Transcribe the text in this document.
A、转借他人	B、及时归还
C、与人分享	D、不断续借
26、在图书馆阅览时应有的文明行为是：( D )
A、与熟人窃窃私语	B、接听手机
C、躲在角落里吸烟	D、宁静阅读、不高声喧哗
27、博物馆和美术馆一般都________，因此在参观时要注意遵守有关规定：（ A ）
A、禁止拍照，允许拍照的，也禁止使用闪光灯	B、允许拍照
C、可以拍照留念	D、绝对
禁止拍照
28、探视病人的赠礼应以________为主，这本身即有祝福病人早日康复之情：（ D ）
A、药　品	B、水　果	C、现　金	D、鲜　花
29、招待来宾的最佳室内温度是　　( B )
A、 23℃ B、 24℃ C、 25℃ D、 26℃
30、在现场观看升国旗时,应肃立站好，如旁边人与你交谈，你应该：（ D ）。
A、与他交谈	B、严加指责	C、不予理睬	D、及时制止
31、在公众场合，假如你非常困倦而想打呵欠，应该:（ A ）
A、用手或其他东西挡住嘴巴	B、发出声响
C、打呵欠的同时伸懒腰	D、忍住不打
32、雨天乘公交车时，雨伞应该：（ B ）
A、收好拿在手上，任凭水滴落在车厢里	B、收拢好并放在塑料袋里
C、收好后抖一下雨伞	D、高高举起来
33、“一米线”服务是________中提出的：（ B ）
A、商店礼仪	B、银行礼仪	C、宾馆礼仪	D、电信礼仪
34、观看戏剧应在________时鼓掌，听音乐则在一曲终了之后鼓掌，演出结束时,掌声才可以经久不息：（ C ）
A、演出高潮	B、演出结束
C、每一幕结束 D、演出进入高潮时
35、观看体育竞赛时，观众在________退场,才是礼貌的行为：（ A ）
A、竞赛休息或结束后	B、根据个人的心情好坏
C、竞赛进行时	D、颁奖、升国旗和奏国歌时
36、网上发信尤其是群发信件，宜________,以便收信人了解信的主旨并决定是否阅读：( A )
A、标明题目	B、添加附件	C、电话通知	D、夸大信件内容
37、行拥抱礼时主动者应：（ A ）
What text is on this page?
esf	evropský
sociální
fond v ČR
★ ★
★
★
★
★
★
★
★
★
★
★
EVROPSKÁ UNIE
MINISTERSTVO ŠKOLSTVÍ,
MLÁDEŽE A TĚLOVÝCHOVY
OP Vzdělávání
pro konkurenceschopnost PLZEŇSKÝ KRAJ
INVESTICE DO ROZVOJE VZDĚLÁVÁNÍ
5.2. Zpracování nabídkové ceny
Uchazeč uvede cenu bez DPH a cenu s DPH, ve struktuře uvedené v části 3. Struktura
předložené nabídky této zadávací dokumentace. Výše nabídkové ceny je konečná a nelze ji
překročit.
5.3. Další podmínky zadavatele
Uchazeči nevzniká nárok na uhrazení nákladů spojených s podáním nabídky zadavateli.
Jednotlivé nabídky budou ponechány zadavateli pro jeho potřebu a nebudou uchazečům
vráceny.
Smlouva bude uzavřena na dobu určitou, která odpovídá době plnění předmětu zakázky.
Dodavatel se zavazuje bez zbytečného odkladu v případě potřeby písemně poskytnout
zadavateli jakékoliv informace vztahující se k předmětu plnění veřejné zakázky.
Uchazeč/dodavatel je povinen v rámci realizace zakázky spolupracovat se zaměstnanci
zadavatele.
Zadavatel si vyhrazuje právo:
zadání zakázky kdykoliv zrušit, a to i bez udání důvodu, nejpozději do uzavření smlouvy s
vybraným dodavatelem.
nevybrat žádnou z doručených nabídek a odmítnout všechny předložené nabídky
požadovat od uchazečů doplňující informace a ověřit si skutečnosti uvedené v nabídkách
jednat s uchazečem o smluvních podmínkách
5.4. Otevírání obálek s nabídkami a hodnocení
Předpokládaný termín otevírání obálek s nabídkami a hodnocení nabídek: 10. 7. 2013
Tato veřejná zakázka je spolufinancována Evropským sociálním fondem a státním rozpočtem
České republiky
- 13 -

### INSTRUCTION
Write out the whole listing again, exactly as it stands.

### SOLUTION TO THIS TASK
Transcribe the text in this document.
A、转借他人	B、及时归还
C、与人分享	D、不断续借
26、在图书馆阅览时应有的文明行为是：( D )
A、与熟人窃窃私语	B、接听手机
C、躲在角落里吸烟	D、宁静阅读、不高声喧哗
27、博物馆和美术馆一般都________，因此在参观时要注意遵守有关规定：（ A ）
A、禁止拍照，允许拍照的，也禁止使用闪光灯	B、允许拍照
C、可以拍照留念	D、绝对
禁止拍照
28、探视病人的赠礼应以________为主，这本身即有祝福病人早日康复之情：（ D ）
A、药　品	B、水　果	C、现　金	D、鲜　花
29、招待来宾的最佳室内温度是　　( B )
A、 23℃ B、 24℃ C、 25℃ D、 26℃
30、在现场观看升国旗时,应肃立站好，如旁边人与你交谈，你应该：（ D ）。
A、与他交谈	B、严加指责	C、不予理睬	D、及时制止
31、在公众场合，假如你非常困倦而想打呵欠，应该:（ A ）
A、用手或其他东西挡住嘴巴	B、发出声响
C、打呵欠的同时伸懒腰	D、忍住不打
32、雨天乘公交车时，雨伞应该：（ B ）
A、收好拿在手上，任凭水滴落在车厢里	B、收拢好并放在塑料袋里
C、收好后抖一下雨伞	D、高高举起来
33、“一米线”服务是________中提出的：（ B ）
A、商店礼仪	B、银行礼仪	C、宾馆礼仪	D、电信礼仪
34、观看戏剧应在________时鼓掌，听音乐则在一曲终了之后鼓掌，演出结束时,掌声才可以经久不息：（ C ）
A、演出高潮	B、演出结束
C、每一幕结束 D、演出进入高潮时
35、观看体育竞赛时，观众在________退场,才是礼貌的行为：（ A ）
A、竞赛休息或结束后	B、根据个人的心情好坏
C、竞赛进行时	D、颁奖、升国旗和奏国歌时
36、网上发信尤其是群发信件，宜________,以便收信人了解信的主旨并决定是否阅读：( A )
A、标明题目	B、添加附件	C、电话通知	D、夸大信件内容
37、行拥抱礼时主动者应：（ A ）
What text is on this page?
esf	evropský
sociální
fond v ČR
★ ★
★
★
★
★
★
★
★
★
★
★
EVROPSKÁ UNIE
MINISTERSTVO ŠKOLSTVÍ,
MLÁDEŽE A TĚLOVÝCHOVY
OP Vzdělávání
pro konkurenceschopnost PLZEŇSKÝ KRAJ
INVESTICE DO ROZVOJE VZDĚLÁVÁNÍ
5.2. Zpracování nabídkové ceny
Uchazeč uvede cenu bez DPH a cenu s DPH, ve struktuře uvedené v části 3. Struktura
předložené nabídky této zadávací dokumentace. Výše nabídkové ceny je konečná a nelze ji
překročit.
5.3. Další podmínky zadavatele
Uchazeči nevzniká nárok na uhrazení nákladů spojených s podáním nabídky zadavateli.
Jednotlivé nabídky budou ponechány zadavateli pro jeho potřebu a nebudou uchazečům
vráceny.
Smlouva bude uzavřena na dobu určitou, která odpovídá době plnění předmětu zakázky.
Dodavatel se zavazuje bez zbytečného odkladu v případě potřeby písemně poskytnout
zadavateli jakékoliv informace vztahující se k předmětu plnění veřejné zakázky.
Uchazeč/dodavatel je povinen v rámci realizace zakázky spolupracovat se zaměstnanci
zadavatele.
Zadavatel si vyhrazuje právo:
zadání zakázky kdykoliv zrušit, a to i bez udání důvodu, nejpozději do uzavření smlouvy s
vybraným dodavatelem.
nevybrat žádnou z doručených nabídek a odmítnout všechny předložené nabídky
požadovat od uchazečů doplňující informace a ověřit si skutečnosti uvedené v nabídkách
jednat s uchazečem o smluvních podmínkách
5.4. Otevírání obálek s nabídkami a hodnocení
Předpokládaný termín otevírání obálek s nabídkami a hodnocení nabídek: 10. 7. 2013
Tato veřejná zakázka je spolufinancována Evropským sociálním fondem a státním rozpočtem
České republiky
- 13 -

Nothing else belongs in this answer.